What is required — Rewrite the data that opens with the line containing "nav-button[interactable]: [264, 283, 274, 286]" and closes with the line containing "nav-button[interactable]: [284, 283, 294, 286]", swapping "poi-marker" for "map-pin" and leaving everything else unchanged.

** BEGIN **

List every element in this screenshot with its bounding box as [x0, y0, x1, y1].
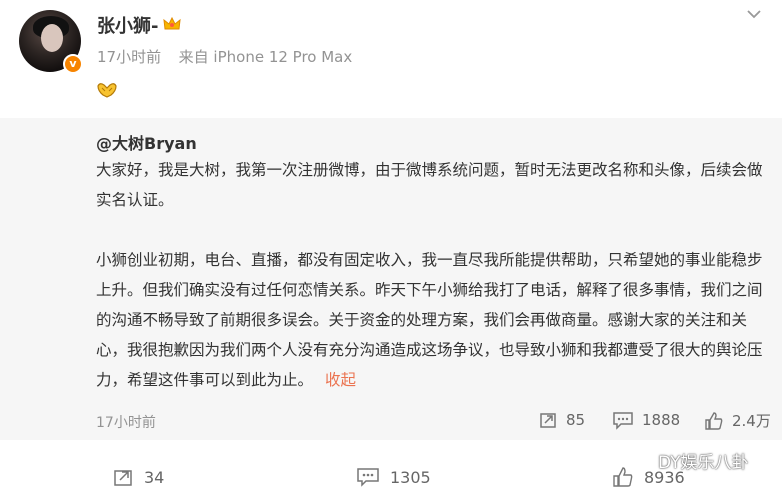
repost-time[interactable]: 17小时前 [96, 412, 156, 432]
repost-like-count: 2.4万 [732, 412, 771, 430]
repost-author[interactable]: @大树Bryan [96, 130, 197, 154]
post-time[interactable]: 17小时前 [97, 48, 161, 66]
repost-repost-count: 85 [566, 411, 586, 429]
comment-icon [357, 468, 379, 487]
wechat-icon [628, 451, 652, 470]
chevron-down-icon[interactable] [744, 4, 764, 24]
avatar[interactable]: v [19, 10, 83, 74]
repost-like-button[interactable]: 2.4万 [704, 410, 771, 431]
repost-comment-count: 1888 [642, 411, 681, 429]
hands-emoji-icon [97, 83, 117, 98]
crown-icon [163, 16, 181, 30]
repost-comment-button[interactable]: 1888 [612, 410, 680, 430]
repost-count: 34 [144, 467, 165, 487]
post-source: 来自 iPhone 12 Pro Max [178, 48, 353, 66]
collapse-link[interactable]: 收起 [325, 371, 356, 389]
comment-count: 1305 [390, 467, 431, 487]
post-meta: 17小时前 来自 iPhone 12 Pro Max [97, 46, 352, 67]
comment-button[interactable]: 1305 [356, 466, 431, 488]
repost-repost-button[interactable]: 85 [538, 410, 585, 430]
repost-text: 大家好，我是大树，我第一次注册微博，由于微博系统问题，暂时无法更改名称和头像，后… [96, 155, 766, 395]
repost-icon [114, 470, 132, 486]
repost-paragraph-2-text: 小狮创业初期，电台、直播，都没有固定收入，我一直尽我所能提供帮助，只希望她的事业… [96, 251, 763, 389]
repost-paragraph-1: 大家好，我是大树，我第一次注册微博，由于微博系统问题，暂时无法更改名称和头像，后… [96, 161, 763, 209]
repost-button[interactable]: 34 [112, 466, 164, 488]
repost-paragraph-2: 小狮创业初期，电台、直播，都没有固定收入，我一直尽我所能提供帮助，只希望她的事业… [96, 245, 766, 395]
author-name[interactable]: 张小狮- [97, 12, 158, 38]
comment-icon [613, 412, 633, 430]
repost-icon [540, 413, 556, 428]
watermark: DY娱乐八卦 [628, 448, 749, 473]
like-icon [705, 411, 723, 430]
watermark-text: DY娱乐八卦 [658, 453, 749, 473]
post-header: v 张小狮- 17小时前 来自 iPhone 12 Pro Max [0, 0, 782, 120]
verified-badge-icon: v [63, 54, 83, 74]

** END **
** BEGIN **

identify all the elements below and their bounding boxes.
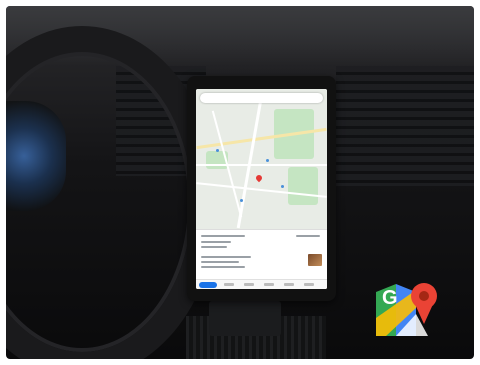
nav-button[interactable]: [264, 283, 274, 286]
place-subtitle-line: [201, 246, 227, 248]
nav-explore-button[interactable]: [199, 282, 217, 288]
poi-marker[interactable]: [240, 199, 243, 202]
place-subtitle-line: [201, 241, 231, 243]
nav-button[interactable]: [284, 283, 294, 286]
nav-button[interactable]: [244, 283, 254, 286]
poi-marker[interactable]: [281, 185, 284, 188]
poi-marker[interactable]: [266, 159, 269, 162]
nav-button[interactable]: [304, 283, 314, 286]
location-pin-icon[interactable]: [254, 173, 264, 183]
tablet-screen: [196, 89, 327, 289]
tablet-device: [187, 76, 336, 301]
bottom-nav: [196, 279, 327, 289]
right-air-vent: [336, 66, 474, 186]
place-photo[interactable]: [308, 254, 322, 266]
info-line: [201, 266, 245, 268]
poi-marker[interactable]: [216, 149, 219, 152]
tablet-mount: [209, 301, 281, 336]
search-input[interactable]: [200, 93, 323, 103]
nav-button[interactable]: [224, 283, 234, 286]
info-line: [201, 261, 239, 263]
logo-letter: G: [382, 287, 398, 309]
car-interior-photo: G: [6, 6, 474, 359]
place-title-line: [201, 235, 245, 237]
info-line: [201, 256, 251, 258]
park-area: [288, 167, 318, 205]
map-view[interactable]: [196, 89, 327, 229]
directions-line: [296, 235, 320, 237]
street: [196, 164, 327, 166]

** END **

Result for this task —
nav-button[interactable]: [264, 283, 274, 286]
place-subtitle-line: [201, 246, 227, 248]
nav-explore-button[interactable]: [199, 282, 217, 288]
map-pin[interactable]: [240, 199, 243, 202]
place-subtitle-line: [201, 241, 231, 243]
nav-button[interactable]: [284, 283, 294, 286]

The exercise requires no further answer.